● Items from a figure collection
◇ ◇ ◇ ◇ ◇ ◇ ◇
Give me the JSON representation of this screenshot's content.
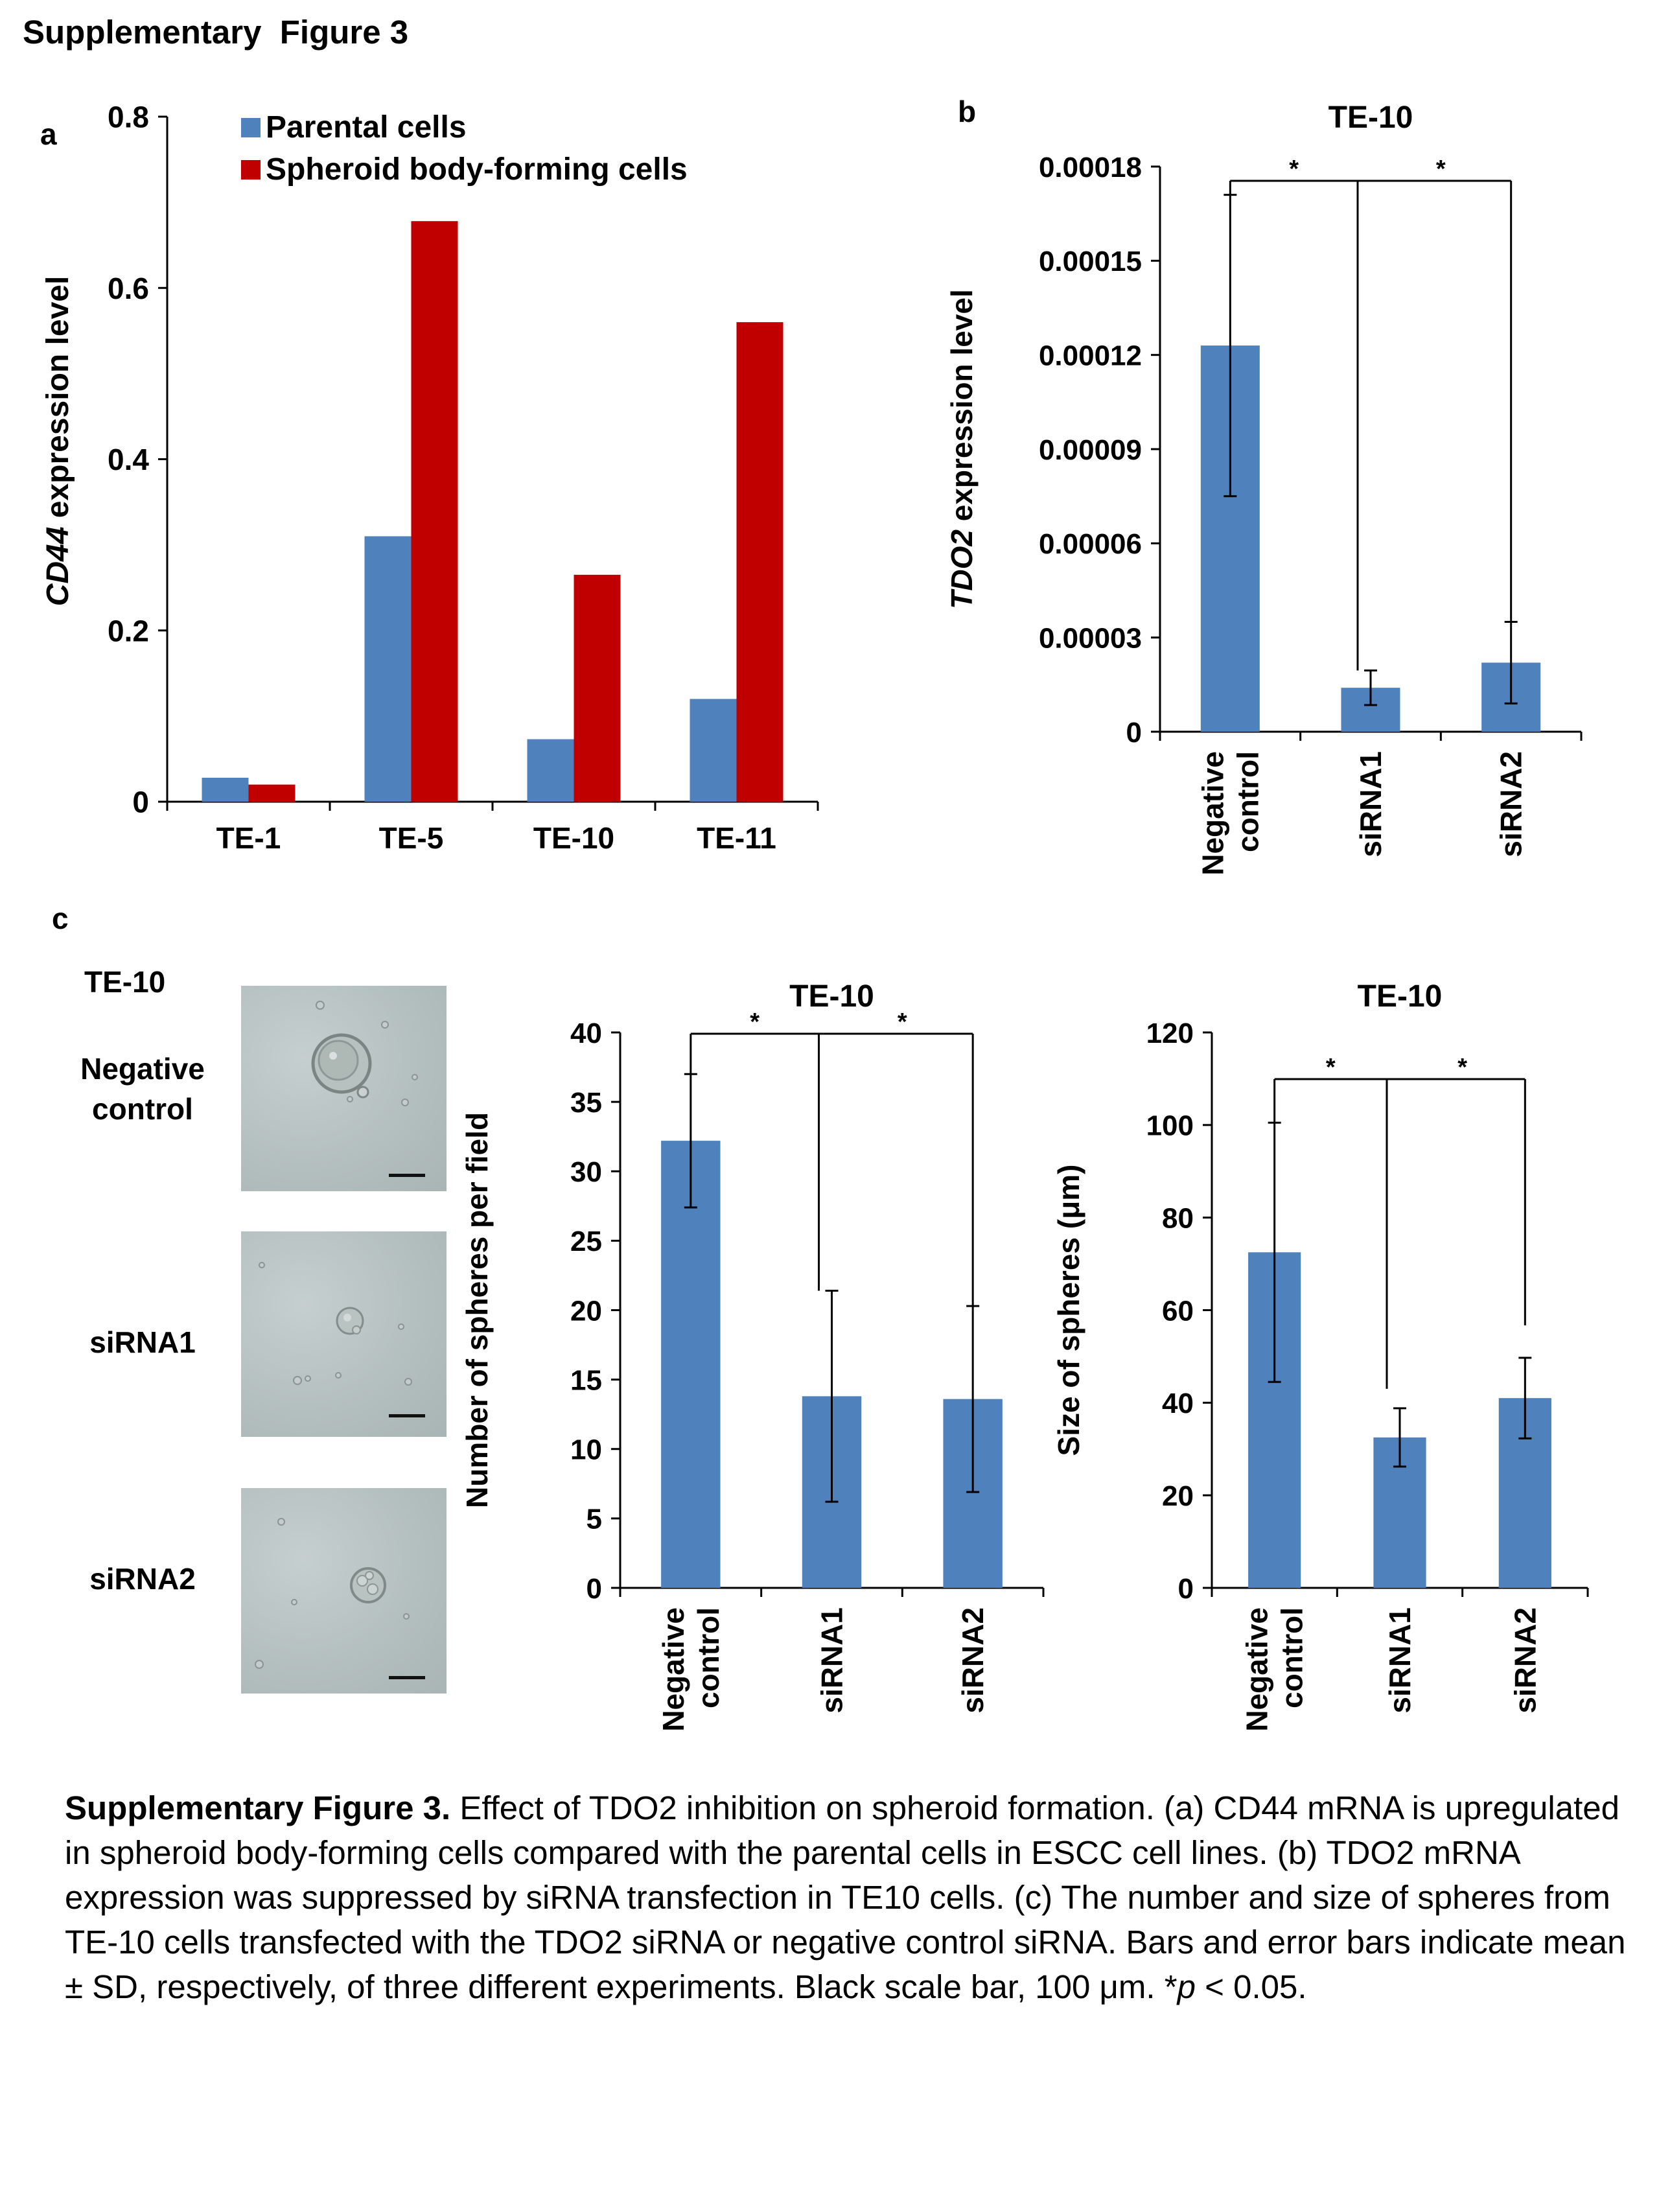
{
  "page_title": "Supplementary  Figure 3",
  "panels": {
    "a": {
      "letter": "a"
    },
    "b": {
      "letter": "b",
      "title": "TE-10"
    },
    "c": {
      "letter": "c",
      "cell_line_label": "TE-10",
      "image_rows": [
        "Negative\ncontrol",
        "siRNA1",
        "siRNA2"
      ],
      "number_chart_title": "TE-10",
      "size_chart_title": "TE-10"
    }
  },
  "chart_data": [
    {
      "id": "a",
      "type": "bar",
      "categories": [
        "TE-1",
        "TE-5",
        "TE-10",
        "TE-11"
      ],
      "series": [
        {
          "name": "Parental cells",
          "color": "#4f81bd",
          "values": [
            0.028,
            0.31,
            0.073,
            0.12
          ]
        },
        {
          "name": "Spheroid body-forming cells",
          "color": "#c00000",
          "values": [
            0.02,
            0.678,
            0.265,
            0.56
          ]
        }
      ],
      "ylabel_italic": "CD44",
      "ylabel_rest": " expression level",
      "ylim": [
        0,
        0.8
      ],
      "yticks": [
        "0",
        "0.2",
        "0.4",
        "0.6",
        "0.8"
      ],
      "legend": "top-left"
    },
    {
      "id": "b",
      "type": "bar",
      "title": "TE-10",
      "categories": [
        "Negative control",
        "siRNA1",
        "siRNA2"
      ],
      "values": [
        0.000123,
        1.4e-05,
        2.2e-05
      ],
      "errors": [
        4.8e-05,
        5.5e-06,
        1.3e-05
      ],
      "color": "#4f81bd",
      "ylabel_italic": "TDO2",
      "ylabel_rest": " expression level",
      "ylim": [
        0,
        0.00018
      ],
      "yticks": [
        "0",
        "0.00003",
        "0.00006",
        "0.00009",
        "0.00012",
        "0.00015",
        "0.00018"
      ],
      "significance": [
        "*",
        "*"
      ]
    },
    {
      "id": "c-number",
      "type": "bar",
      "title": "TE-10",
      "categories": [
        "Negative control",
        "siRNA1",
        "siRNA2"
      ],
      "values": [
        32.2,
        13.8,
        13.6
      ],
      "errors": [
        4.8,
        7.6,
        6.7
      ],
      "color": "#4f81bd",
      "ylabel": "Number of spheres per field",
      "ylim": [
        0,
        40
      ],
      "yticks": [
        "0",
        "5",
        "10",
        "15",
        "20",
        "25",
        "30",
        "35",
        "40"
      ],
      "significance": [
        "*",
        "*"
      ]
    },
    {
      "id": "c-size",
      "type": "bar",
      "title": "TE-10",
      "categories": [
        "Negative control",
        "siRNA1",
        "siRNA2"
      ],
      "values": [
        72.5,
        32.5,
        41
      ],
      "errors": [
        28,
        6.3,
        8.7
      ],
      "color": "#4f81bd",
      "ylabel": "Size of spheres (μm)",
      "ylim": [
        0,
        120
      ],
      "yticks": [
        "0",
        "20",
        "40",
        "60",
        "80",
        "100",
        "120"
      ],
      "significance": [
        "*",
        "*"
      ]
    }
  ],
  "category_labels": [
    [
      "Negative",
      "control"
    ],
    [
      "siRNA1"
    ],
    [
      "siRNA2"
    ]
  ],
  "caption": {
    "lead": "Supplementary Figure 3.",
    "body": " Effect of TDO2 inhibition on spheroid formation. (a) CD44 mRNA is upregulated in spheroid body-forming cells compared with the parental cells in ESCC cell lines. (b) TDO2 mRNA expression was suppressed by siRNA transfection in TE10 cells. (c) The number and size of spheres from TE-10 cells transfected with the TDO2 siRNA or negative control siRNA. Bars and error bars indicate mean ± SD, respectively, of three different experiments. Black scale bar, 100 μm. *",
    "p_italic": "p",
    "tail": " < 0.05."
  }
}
◇ ◇ ◇ ◇ ◇ ◇ ◇
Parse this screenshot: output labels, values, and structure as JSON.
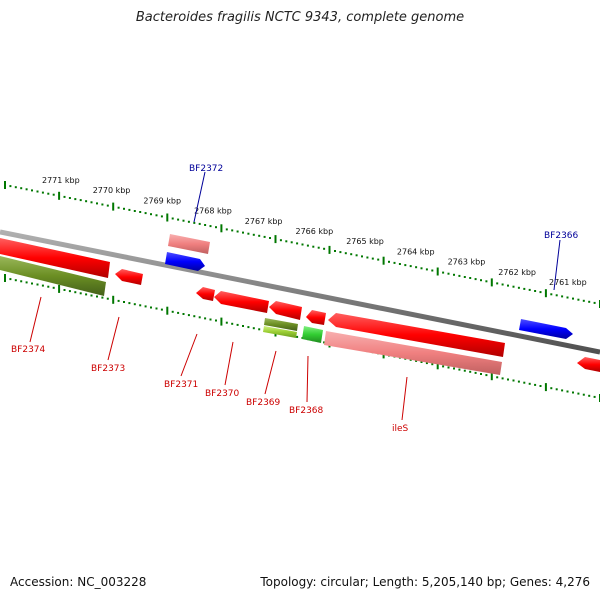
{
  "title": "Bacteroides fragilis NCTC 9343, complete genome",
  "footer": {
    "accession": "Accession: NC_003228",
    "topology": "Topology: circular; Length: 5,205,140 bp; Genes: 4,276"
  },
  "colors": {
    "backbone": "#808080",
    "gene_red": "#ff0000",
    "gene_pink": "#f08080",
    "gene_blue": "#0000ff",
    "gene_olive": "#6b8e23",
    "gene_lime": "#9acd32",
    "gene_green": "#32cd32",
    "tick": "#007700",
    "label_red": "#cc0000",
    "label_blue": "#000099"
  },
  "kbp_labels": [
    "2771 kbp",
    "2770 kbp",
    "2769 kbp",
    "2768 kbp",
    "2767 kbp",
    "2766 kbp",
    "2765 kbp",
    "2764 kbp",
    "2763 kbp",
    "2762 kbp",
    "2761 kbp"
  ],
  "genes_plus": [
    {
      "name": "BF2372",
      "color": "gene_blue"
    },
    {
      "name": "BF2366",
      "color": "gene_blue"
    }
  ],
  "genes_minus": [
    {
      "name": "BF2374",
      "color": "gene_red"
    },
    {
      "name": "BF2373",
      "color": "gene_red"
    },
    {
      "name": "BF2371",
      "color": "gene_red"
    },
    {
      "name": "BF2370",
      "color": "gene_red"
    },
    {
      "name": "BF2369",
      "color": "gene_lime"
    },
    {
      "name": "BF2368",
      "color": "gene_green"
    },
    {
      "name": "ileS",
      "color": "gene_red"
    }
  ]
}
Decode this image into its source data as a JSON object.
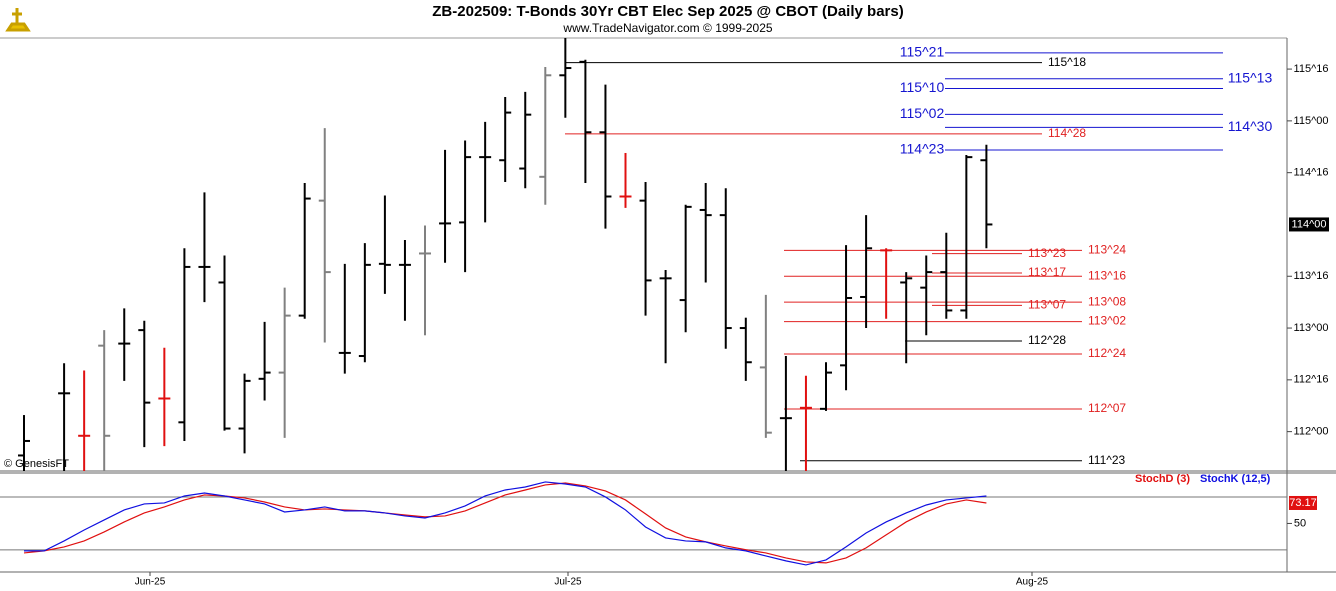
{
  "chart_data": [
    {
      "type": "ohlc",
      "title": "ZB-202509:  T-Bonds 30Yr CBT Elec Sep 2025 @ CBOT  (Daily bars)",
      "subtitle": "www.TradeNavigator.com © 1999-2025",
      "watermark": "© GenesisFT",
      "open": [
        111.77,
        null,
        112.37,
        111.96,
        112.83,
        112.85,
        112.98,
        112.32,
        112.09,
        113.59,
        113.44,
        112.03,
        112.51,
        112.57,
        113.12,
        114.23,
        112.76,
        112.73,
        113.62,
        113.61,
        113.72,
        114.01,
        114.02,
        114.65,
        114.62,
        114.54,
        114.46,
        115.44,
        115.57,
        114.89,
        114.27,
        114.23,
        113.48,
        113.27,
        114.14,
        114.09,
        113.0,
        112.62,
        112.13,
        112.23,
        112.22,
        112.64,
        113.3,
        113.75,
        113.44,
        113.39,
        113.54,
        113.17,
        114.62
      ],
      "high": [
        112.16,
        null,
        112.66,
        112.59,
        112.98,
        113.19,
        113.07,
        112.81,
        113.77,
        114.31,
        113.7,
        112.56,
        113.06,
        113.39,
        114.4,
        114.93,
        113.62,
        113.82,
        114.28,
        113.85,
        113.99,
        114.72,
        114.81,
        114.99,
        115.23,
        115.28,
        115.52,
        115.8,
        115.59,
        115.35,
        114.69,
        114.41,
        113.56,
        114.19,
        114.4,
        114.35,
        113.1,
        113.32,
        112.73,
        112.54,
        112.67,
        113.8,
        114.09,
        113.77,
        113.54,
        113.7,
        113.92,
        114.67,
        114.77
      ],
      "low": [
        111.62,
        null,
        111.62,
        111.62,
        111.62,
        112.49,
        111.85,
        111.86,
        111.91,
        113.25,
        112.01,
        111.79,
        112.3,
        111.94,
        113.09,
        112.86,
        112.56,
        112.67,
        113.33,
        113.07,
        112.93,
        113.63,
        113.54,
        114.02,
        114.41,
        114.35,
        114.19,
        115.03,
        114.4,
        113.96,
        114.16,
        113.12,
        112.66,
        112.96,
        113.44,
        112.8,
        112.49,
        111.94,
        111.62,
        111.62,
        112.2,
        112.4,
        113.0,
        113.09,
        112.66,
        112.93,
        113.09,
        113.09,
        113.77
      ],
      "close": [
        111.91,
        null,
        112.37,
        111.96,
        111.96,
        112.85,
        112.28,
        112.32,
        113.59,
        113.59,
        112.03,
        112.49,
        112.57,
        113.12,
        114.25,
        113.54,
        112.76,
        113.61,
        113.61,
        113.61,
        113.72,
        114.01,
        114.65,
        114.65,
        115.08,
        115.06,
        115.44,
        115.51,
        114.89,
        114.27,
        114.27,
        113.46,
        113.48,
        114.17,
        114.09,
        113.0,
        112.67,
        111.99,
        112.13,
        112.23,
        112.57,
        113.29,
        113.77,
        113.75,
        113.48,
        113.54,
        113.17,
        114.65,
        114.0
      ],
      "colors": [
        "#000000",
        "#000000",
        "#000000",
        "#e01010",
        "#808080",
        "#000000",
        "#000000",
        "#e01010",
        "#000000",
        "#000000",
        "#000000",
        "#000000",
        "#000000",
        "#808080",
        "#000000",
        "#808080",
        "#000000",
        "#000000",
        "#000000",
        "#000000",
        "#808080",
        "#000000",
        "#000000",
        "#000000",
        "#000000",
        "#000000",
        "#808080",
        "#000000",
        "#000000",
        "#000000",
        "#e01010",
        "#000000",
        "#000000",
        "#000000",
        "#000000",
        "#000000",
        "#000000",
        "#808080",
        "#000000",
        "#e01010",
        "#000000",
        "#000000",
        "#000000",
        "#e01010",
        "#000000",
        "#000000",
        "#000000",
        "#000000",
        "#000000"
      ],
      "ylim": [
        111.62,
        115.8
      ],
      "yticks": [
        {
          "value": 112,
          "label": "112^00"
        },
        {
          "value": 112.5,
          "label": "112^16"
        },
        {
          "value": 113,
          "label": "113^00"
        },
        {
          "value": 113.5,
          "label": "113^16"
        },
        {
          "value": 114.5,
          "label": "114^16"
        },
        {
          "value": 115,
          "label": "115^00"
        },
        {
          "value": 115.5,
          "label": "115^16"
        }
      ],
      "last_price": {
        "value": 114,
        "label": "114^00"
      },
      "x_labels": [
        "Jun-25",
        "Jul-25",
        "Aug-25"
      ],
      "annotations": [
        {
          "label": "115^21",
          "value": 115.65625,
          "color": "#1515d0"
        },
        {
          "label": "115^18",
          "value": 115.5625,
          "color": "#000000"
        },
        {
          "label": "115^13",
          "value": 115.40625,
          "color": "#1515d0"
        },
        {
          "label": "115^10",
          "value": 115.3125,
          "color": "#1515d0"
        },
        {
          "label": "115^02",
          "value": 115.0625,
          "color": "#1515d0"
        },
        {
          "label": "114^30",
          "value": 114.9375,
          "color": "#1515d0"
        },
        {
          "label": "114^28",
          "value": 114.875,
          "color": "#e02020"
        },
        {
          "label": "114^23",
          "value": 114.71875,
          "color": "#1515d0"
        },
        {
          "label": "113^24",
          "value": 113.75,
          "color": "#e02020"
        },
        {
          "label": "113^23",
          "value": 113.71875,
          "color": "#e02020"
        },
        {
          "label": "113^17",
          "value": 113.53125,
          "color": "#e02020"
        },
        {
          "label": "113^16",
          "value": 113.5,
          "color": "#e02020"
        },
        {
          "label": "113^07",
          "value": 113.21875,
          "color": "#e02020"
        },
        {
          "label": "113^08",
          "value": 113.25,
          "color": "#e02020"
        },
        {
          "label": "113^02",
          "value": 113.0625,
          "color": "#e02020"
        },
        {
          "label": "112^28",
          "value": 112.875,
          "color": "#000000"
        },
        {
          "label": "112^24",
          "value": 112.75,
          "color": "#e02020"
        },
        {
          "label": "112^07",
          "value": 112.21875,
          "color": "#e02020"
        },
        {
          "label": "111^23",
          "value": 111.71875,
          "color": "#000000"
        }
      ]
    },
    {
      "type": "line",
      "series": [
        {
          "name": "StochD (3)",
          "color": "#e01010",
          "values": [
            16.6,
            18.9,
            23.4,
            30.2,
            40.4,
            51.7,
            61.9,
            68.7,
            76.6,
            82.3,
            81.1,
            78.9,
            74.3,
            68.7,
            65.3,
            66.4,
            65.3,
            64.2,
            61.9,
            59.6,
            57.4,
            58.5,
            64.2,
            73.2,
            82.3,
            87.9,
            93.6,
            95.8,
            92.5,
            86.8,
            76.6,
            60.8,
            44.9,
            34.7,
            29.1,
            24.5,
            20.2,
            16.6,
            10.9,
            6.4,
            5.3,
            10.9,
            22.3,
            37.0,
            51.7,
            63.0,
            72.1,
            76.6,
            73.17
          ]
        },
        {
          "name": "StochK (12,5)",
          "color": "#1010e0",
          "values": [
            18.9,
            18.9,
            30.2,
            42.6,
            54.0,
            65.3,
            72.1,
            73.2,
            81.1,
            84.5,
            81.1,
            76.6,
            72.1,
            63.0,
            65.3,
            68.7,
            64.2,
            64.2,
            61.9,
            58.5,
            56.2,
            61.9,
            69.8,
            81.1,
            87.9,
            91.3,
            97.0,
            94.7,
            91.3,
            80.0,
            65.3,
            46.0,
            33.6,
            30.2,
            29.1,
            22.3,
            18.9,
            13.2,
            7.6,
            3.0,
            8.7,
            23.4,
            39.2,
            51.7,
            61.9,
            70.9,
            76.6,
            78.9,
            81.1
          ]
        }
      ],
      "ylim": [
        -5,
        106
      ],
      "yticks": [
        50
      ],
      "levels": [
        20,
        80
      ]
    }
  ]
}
◇ ◇ ◇ ◇ ◇ ◇ ◇
● TASK REQUIREMENTS
Every line of the entries that includes "forming" must be copied into the answer.

● ANSWER TO THE EXERCISE
          "name": "Spheroid body-forming cells",
    "body": " Effect of TDO2 inhibition on spheroid formation. (a) CD44 mRNA is upregulated in spheroid body-forming cells compared with the parental cells in ESCC cell lines. (b) TDO2 mRNA expression was suppressed by siRNA transfection in TE10 cells. (c) The number and size of spheres from TE-10 cells transfected with the TDO2 siRNA or negative control siRNA. Bars and error bars indicate mean ± SD, respectively, of three different experiments. Black scale bar, 100 μm. *",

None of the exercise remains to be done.